Repeat the records from the line with "nav-item-groupbuy[interactable]: 团购 [672,420,684,429]" up to and including the line with "banner-ribbon: 农机购物首选 品质保障放心买".

▶ **Supplied information**
====================

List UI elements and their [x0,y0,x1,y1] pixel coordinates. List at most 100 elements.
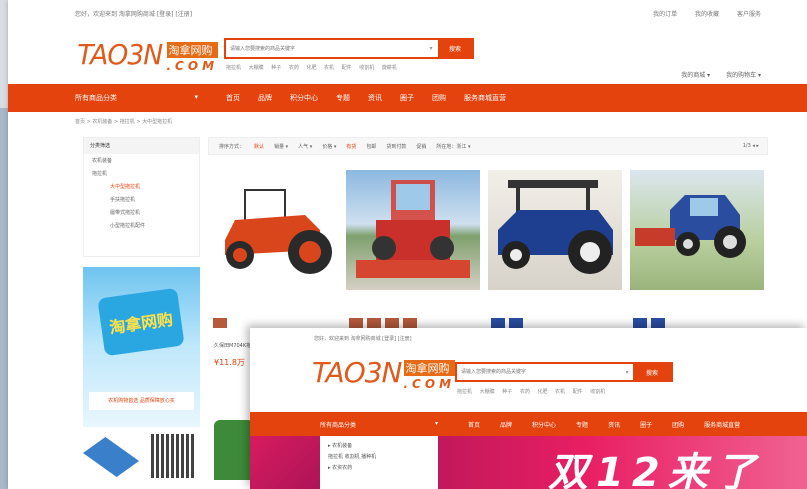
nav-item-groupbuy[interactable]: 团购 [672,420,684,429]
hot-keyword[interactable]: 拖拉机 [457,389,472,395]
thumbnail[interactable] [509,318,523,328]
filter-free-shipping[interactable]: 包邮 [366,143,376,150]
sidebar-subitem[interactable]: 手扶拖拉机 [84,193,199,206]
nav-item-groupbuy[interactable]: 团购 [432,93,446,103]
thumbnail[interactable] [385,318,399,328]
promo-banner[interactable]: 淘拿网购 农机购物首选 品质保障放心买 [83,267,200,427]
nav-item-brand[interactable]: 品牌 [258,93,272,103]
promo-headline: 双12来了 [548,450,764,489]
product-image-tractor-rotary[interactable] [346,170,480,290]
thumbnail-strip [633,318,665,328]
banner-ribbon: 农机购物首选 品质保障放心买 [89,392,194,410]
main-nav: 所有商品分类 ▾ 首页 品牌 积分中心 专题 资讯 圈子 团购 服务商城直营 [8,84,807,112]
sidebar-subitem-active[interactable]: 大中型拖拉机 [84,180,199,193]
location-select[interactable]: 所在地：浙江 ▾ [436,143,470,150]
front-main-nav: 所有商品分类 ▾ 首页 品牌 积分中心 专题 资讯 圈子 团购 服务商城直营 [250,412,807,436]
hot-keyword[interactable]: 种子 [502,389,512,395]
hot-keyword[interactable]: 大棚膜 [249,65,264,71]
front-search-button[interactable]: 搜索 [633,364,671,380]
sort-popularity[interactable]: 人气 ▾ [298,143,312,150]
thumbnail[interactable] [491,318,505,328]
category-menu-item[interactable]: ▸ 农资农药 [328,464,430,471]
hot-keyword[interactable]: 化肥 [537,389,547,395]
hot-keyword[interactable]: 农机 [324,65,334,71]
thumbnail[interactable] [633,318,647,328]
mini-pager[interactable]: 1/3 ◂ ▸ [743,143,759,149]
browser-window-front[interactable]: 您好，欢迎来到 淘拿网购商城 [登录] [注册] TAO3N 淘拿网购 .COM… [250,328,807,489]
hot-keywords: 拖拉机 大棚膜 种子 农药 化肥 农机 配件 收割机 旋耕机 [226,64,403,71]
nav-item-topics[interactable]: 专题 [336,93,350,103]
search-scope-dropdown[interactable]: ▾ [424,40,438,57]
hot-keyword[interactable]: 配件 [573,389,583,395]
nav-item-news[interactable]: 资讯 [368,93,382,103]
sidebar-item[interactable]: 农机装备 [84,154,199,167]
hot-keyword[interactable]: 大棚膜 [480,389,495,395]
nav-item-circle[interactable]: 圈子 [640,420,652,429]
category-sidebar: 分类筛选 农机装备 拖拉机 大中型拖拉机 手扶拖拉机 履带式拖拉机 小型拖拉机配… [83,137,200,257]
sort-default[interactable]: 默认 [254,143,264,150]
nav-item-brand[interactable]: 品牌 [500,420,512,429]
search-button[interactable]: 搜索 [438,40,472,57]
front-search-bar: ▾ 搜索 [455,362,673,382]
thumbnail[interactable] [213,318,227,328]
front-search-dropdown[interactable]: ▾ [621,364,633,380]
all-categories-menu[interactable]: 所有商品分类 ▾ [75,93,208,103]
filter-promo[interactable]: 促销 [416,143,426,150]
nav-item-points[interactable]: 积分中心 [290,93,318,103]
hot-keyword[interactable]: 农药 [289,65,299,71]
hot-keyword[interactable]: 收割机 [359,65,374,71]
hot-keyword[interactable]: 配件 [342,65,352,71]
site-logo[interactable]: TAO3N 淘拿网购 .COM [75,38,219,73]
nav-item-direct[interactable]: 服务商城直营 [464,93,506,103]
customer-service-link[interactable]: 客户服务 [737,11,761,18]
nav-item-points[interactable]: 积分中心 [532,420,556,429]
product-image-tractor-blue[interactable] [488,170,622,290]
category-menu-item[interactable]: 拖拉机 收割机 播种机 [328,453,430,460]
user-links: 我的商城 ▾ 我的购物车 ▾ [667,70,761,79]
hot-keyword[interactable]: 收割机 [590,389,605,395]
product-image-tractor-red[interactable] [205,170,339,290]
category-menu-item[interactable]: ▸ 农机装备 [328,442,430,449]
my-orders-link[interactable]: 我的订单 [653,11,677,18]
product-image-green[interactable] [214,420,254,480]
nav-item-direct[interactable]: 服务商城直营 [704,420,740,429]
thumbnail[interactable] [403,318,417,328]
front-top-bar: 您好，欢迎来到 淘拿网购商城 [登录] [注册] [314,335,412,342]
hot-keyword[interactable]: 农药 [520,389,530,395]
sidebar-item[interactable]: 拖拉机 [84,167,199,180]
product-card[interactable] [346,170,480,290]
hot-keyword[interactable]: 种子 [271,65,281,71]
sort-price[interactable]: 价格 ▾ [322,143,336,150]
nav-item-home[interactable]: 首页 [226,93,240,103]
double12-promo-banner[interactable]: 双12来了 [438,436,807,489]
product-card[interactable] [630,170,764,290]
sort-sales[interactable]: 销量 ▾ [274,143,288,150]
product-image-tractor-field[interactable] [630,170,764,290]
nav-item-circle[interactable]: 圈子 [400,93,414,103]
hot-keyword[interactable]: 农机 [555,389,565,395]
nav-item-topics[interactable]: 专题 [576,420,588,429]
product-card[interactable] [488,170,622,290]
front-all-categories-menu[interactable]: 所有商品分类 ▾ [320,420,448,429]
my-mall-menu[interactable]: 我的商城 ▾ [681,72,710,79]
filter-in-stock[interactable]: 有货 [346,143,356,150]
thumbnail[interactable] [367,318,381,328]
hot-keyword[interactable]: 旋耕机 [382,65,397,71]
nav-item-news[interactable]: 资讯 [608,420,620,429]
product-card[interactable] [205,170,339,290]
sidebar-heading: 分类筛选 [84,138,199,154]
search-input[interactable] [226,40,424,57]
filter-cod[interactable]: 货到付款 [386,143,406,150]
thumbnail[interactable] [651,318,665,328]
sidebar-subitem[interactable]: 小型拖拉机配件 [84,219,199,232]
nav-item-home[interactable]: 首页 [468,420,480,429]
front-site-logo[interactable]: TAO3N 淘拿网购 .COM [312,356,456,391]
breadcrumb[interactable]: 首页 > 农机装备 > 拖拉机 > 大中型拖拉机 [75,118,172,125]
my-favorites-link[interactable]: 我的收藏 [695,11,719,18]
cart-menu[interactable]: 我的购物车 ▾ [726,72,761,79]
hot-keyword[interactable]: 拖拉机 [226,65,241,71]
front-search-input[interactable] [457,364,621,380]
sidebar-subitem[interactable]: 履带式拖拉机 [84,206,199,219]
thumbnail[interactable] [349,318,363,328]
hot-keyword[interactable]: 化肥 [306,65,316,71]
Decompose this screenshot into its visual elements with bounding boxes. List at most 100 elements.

====================

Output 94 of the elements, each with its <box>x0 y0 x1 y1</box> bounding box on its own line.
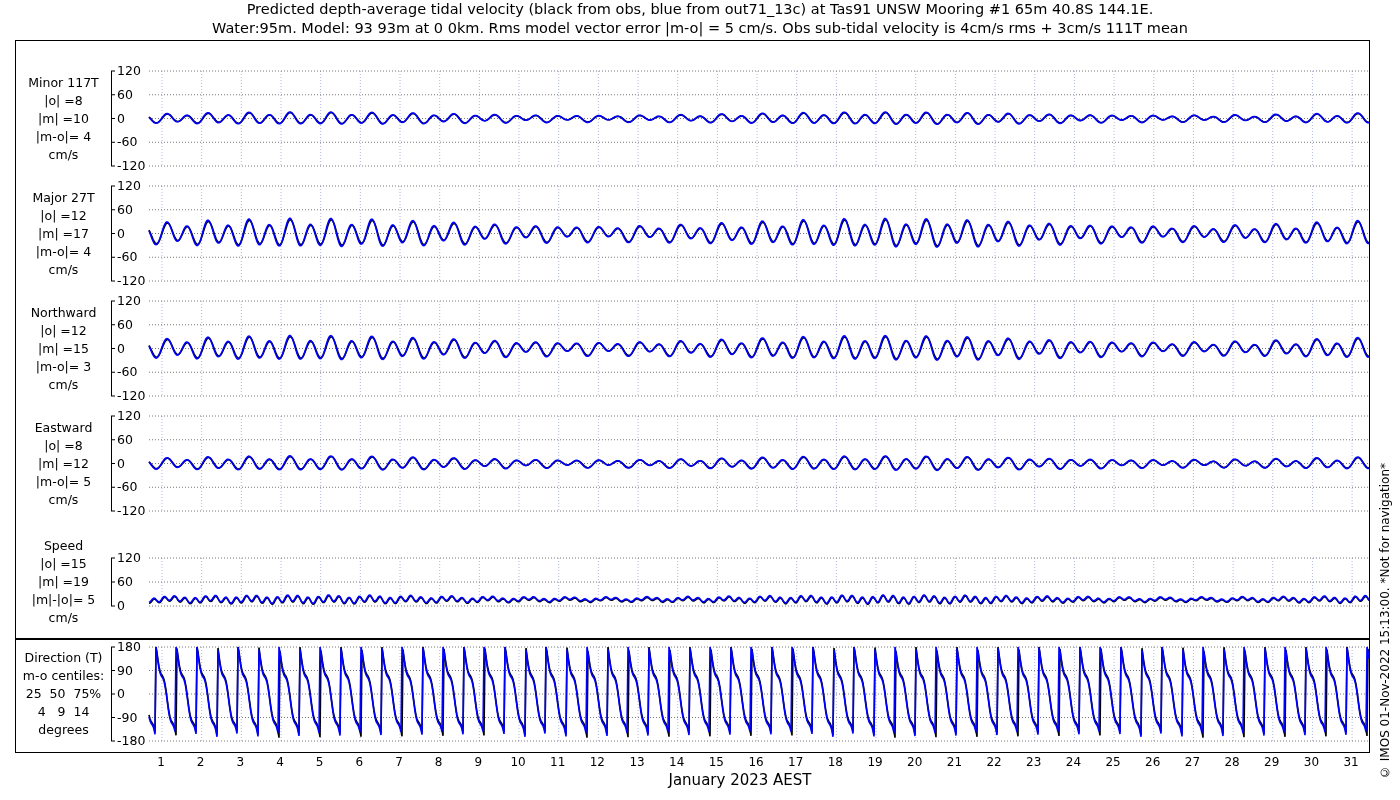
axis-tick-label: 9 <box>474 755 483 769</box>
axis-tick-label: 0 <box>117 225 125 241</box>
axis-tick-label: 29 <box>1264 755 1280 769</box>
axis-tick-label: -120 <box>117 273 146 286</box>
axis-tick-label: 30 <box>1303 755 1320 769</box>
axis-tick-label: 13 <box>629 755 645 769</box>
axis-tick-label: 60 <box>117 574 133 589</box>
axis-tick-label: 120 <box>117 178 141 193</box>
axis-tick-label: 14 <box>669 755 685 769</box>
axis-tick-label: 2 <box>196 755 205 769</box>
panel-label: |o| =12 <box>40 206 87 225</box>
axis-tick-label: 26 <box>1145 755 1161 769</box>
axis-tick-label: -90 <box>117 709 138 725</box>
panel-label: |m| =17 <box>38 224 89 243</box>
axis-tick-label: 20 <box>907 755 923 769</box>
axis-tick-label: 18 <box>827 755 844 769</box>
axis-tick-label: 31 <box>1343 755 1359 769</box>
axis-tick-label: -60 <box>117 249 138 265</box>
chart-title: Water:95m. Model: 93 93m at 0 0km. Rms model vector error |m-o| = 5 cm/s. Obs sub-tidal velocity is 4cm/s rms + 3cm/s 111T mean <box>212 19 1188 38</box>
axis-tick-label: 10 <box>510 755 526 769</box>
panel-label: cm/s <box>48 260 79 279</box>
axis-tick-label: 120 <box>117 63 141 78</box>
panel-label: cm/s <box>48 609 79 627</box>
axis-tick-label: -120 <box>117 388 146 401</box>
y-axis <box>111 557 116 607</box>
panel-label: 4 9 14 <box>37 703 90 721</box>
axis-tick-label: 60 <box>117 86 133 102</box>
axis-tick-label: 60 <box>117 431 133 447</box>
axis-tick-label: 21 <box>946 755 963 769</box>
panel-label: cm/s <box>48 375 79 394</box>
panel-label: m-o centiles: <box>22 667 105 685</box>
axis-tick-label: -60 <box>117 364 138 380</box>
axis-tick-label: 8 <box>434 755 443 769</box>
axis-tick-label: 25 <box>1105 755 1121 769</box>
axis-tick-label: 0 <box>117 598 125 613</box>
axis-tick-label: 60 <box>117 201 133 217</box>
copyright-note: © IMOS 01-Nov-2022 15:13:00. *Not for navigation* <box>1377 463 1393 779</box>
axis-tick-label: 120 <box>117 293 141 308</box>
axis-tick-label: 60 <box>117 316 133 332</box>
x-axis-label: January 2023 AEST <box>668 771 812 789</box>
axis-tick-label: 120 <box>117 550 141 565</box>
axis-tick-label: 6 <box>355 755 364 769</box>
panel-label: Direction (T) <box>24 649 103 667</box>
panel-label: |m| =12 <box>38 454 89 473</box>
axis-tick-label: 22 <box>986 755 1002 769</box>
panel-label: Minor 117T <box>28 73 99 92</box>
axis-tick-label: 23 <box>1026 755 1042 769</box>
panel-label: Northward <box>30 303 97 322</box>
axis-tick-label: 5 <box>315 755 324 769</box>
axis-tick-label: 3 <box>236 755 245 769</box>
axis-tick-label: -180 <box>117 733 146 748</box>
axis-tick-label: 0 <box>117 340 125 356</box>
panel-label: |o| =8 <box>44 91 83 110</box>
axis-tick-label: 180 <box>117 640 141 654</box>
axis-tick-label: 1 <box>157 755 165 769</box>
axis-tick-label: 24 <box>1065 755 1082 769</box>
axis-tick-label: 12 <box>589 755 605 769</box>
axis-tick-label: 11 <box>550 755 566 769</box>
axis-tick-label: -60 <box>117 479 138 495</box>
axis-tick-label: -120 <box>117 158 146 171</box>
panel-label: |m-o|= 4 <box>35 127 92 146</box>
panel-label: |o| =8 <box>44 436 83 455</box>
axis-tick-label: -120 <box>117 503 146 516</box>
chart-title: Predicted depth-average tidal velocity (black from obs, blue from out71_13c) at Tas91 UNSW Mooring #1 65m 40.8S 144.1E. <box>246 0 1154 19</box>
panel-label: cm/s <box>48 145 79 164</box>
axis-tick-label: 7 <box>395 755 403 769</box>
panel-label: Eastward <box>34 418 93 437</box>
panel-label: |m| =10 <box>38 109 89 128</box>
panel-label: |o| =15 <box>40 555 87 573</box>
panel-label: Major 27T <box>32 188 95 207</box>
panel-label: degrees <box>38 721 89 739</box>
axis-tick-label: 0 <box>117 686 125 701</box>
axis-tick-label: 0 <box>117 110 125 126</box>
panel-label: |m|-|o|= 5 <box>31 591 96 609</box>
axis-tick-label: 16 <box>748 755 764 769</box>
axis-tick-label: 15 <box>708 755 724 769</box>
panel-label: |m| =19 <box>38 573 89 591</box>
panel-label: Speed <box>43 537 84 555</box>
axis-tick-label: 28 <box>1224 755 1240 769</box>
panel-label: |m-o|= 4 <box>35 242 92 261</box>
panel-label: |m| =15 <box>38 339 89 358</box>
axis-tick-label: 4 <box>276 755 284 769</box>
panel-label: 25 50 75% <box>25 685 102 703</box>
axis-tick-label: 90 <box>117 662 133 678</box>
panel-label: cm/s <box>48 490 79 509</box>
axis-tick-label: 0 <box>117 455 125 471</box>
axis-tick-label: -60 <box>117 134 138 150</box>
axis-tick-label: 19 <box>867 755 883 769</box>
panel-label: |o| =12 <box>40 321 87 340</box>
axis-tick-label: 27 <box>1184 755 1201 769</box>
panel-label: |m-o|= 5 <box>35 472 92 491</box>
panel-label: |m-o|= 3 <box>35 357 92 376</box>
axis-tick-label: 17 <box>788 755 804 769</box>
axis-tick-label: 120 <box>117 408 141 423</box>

====================

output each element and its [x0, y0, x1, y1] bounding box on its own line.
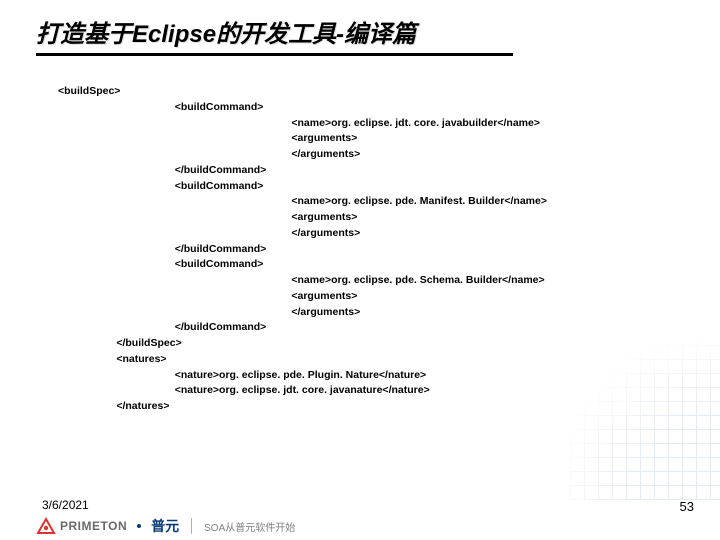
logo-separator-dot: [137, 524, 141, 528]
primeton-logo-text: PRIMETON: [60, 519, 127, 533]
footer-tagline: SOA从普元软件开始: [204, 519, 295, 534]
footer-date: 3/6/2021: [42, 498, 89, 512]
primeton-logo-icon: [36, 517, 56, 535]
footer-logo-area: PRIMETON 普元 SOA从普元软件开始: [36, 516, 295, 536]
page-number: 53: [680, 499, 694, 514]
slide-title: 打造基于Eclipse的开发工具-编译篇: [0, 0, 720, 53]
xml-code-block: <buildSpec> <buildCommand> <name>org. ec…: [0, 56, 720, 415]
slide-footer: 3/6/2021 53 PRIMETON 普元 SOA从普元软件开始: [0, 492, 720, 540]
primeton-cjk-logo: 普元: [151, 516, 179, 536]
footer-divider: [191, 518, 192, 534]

====================

▶ **Answer to the task**
nav-item-groupbuy[interactable]: 团购 [672,420,684,429]
hot-keyword[interactable]: 拖拉机 [457,389,472,395]
thumbnail[interactable] [509,318,523,328]
filter-free-shipping[interactable]: 包邮 [366,143,376,150]
sidebar-subitem[interactable]: 手扶拖拉机 [84,193,199,206]
nav-item-groupbuy[interactable]: 团购 [432,93,446,103]
thumbnail[interactable] [385,318,399,328]
promo-banner[interactable]: 淘拿网购 农机购物首选 品质保障放心买 [83,267,200,427]
nav-item-brand[interactable]: 品牌 [258,93,272,103]
promo-headline: 双12来了 [548,450,764,489]
product-image-tractor-rotary[interactable] [346,170,480,290]
thumbnail-strip [633,318,665,328]
banner-ribbon: 农机购物首选 品质保障放心买 [89,392,194,410]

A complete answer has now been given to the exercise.